### What this task involves
Track down the lines that contain "dựng" and copy them.

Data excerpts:
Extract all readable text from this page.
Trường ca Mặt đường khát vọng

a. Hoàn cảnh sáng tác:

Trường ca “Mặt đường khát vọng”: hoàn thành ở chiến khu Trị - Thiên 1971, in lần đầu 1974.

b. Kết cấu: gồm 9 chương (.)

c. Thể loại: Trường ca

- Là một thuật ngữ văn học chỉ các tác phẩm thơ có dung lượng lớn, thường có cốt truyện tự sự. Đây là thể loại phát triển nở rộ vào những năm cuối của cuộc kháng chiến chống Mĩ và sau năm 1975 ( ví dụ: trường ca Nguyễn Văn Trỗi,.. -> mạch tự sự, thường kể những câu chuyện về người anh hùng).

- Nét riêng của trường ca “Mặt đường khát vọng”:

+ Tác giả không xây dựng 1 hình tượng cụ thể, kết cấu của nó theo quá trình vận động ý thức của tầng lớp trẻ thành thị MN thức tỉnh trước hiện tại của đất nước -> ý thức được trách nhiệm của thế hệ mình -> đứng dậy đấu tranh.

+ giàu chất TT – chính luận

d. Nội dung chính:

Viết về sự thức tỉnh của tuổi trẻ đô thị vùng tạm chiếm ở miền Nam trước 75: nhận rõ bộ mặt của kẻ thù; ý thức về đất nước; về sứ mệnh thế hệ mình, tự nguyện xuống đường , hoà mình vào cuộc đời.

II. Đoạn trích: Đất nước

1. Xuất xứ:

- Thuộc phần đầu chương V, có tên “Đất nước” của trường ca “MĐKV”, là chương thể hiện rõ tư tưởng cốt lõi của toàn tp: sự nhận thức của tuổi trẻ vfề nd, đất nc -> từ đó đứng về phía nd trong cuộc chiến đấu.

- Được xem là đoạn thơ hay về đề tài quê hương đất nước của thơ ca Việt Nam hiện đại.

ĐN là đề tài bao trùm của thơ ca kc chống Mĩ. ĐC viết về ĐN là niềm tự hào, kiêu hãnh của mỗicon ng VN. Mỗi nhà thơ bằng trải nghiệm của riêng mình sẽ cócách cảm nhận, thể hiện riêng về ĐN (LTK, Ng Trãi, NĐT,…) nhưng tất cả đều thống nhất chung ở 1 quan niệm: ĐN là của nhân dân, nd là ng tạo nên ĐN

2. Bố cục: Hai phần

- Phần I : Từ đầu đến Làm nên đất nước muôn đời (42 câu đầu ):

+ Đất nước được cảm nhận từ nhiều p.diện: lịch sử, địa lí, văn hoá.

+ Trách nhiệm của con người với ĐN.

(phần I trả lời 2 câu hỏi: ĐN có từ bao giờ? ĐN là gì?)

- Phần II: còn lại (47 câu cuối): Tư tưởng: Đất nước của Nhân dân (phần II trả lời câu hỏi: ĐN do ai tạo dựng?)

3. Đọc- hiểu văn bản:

### Complete response
+ Tác giả không xây dựng 1 hình tượng cụ thể, kết cấu của nó theo quá trình vận động ý thức của tầng lớp trẻ thành thị MN thức tỉnh trước hiện tại của đất nước -> ý thức được trách nhiệm của thế hệ mình -> đứng dậy đấu tranh.
- Phần II: còn lại (47 câu cuối): Tư tưởng: Đất nước của Nhân dân (phần II trả lời câu hỏi: ĐN do ai tạo dựng?)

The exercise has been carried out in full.